Filter the entries below, keeping every line that has the word "slide".

++++++

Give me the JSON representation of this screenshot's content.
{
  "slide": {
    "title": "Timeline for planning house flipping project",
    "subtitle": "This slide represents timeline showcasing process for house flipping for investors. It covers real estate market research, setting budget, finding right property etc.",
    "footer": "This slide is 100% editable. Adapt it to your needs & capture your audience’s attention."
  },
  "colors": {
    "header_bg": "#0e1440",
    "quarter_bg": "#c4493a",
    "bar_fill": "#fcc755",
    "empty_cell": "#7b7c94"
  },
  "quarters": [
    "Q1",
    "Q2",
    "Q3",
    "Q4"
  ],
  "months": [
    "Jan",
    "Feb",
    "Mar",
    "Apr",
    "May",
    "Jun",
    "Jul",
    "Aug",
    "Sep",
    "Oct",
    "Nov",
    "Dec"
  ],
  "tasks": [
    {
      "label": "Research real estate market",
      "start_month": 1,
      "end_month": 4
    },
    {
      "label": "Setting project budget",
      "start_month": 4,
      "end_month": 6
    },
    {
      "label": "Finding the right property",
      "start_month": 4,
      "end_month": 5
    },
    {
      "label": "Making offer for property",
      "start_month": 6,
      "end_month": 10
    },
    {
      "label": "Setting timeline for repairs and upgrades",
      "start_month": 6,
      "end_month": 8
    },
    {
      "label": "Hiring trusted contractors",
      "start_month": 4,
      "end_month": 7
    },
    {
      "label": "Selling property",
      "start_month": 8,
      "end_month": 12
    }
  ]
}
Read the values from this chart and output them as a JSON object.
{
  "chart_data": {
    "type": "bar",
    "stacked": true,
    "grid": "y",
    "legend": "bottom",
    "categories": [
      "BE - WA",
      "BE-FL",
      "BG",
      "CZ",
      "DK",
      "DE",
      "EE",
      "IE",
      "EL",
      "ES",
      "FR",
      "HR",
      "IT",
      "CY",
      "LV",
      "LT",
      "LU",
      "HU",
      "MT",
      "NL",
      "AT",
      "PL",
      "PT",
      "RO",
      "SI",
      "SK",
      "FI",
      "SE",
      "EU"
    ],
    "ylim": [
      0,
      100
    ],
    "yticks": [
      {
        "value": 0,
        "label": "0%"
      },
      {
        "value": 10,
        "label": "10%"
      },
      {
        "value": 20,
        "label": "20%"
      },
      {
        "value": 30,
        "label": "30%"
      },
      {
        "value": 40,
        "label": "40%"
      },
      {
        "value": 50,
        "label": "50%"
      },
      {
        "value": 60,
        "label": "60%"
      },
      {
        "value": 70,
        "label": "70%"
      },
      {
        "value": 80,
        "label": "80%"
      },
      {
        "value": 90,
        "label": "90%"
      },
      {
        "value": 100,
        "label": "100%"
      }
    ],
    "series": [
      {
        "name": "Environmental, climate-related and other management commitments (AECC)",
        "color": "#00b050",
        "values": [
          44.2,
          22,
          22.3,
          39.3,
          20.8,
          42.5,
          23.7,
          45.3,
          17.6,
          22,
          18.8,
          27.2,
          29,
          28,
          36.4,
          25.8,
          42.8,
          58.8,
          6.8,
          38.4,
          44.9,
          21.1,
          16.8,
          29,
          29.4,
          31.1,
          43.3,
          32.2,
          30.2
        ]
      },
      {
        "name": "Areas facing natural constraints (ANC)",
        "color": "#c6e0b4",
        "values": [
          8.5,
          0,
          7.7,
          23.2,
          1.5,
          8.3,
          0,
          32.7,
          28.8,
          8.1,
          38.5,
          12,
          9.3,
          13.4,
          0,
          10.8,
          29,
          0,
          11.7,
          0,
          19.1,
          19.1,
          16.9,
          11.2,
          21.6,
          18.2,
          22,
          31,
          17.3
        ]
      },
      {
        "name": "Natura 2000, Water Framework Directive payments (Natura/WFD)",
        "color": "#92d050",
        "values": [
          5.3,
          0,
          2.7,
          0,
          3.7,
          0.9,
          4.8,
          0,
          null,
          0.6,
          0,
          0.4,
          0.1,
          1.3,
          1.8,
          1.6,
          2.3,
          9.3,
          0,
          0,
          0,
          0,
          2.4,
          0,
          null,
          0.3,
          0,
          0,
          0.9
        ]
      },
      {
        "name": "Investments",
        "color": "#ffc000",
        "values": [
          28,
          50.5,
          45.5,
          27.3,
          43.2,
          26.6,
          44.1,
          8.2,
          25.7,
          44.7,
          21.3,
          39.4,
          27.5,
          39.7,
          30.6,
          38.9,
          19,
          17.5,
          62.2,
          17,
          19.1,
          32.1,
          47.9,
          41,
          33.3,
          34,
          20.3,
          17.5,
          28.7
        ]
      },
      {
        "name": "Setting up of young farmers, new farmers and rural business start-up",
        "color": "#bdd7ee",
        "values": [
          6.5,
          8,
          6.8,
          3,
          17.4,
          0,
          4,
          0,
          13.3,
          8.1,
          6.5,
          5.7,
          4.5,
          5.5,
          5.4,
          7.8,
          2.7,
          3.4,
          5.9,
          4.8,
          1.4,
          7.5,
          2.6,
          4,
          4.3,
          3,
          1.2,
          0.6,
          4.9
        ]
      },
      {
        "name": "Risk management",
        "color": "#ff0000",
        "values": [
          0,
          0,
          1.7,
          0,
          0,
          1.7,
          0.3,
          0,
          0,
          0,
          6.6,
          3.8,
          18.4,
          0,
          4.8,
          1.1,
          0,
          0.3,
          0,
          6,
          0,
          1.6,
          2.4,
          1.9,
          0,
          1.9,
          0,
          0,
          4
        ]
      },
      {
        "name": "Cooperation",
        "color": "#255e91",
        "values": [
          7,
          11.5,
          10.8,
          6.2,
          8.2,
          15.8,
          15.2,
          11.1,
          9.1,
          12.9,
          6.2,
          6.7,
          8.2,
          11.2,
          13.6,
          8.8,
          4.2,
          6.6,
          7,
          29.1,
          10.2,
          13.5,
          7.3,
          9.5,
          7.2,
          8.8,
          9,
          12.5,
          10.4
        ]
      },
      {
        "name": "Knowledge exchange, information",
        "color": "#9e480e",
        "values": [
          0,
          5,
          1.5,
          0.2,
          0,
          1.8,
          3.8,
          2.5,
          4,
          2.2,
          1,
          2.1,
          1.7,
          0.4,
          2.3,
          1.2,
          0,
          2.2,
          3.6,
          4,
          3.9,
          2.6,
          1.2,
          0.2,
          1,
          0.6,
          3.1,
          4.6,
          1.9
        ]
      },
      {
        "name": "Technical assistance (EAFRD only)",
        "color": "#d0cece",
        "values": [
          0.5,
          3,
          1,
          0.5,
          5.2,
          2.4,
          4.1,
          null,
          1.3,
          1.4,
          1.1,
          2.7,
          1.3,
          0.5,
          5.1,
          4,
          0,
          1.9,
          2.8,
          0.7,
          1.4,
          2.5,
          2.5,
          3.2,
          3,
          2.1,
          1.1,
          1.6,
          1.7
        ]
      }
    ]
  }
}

++++++

RESPONSE:
  "slide": {
    "subtitle": "This slide represents timeline showcasing process for house flipping for investors. It covers real estate market research, setting budget, finding right property etc.",
    "footer": "This slide is 100% editable. Adapt it to your needs & capture your audience’s attention."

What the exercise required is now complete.